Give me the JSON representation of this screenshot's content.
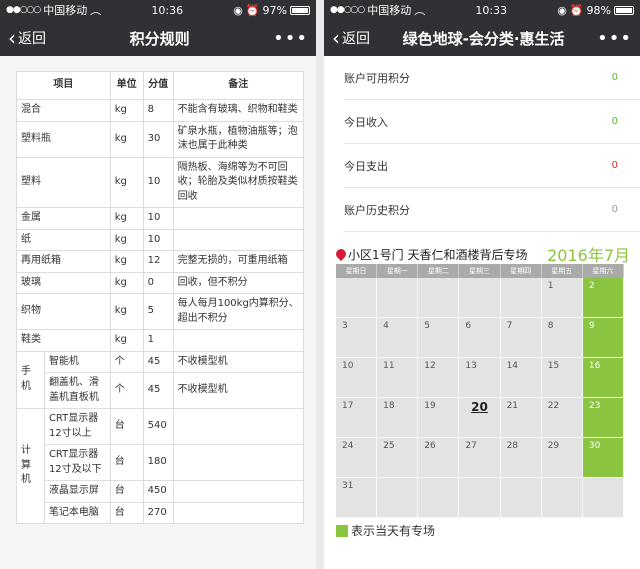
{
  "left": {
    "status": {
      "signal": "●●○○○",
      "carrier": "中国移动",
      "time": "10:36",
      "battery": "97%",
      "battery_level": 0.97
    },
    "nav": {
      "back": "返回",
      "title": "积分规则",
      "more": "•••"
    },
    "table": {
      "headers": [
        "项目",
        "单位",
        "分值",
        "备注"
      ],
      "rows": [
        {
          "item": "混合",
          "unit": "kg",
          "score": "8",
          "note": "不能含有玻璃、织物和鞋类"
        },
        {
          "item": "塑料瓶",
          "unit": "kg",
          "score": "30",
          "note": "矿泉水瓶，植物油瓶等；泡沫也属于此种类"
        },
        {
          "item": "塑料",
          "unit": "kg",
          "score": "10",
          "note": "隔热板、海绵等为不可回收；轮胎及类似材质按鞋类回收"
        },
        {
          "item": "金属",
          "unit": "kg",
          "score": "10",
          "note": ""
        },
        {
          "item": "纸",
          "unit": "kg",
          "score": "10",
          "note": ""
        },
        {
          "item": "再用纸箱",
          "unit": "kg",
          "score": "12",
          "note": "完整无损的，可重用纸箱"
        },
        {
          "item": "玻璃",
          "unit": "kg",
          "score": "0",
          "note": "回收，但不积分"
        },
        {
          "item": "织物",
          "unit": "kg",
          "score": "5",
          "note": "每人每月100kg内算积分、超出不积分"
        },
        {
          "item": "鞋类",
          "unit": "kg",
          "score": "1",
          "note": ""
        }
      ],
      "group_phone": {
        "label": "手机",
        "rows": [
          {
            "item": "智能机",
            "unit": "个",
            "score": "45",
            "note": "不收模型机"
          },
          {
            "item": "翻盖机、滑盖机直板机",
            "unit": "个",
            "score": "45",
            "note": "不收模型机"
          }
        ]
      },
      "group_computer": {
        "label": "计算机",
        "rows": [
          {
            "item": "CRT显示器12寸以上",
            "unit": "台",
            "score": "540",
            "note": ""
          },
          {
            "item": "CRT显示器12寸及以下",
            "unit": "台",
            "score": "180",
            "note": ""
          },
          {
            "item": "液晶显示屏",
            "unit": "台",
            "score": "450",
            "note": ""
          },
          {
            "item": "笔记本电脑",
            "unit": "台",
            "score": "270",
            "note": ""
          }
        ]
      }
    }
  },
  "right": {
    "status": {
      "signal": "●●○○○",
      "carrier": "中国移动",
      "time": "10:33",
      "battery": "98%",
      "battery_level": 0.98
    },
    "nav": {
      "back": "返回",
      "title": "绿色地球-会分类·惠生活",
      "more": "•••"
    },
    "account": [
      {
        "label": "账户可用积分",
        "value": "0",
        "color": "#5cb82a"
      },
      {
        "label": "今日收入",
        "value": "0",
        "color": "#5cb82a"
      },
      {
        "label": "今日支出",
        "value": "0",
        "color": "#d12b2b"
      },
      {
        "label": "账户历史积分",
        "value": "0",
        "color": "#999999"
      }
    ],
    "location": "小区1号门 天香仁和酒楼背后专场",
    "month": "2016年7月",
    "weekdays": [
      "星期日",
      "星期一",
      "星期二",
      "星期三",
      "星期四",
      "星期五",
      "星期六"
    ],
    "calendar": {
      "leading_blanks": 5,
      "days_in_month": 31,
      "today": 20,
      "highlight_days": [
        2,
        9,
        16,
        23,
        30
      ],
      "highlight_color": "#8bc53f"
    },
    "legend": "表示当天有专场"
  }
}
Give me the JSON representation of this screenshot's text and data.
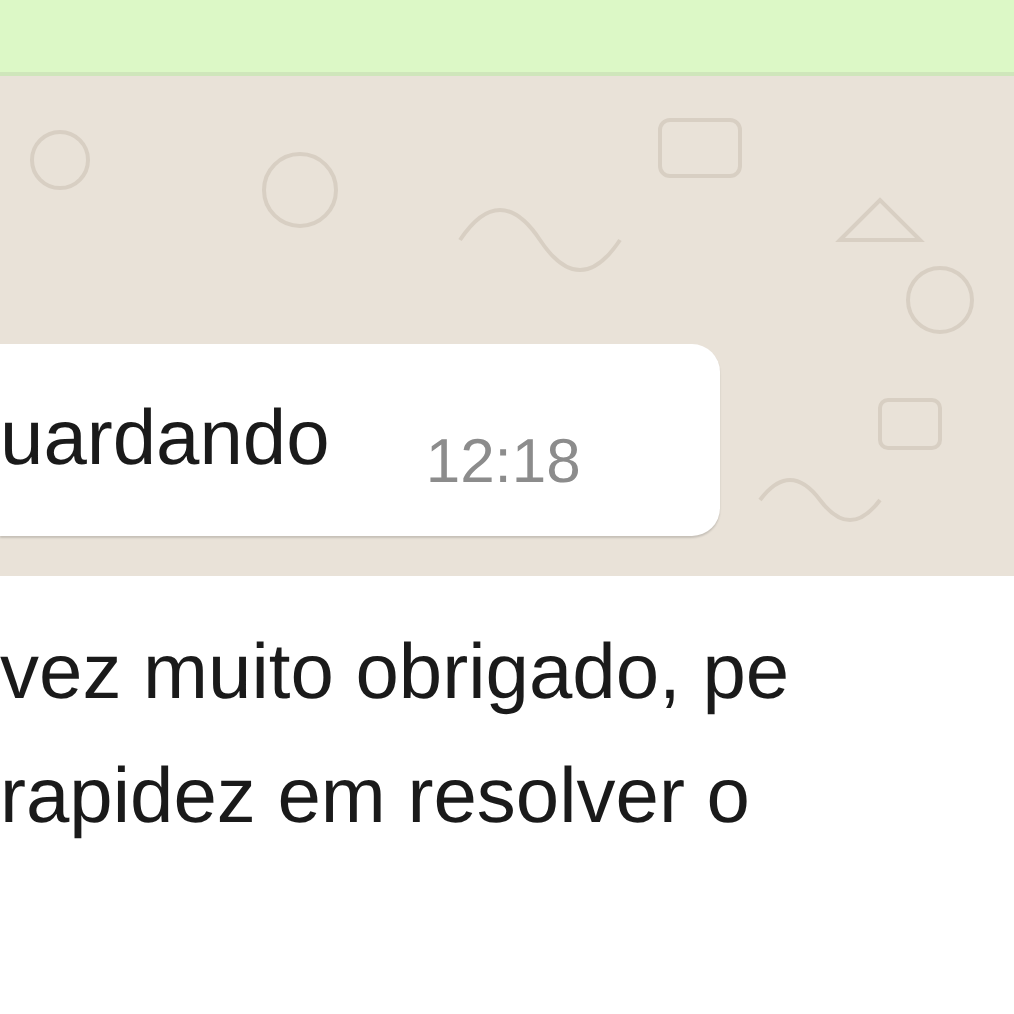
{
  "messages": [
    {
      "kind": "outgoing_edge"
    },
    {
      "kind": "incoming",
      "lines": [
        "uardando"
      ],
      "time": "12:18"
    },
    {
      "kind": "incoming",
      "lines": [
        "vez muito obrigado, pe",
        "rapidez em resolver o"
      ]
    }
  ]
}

____

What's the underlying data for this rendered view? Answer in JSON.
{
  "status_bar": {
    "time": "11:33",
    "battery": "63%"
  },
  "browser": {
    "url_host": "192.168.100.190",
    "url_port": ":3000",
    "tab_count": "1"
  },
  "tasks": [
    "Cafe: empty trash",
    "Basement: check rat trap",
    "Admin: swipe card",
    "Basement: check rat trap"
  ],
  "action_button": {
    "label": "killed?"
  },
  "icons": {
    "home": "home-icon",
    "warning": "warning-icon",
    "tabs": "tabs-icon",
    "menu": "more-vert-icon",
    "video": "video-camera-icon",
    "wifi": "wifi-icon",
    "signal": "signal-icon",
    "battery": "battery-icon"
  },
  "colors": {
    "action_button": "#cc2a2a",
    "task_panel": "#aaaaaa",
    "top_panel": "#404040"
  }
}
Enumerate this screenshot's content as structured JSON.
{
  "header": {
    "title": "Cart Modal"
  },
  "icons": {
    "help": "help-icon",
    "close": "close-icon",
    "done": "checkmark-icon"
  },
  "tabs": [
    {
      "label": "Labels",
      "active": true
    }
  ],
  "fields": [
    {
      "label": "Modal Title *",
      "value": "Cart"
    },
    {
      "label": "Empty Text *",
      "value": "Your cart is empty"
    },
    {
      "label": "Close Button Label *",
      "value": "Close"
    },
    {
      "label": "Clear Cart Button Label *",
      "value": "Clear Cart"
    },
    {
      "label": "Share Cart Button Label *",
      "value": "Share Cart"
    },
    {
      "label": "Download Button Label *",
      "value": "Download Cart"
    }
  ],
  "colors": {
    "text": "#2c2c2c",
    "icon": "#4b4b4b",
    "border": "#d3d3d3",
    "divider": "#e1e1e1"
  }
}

____

» TO DO
Copy every line from the records above that contains the word "Download".

» TASK RESPONSE
      "label": "Download Button Label *",
      "value": "Download Cart"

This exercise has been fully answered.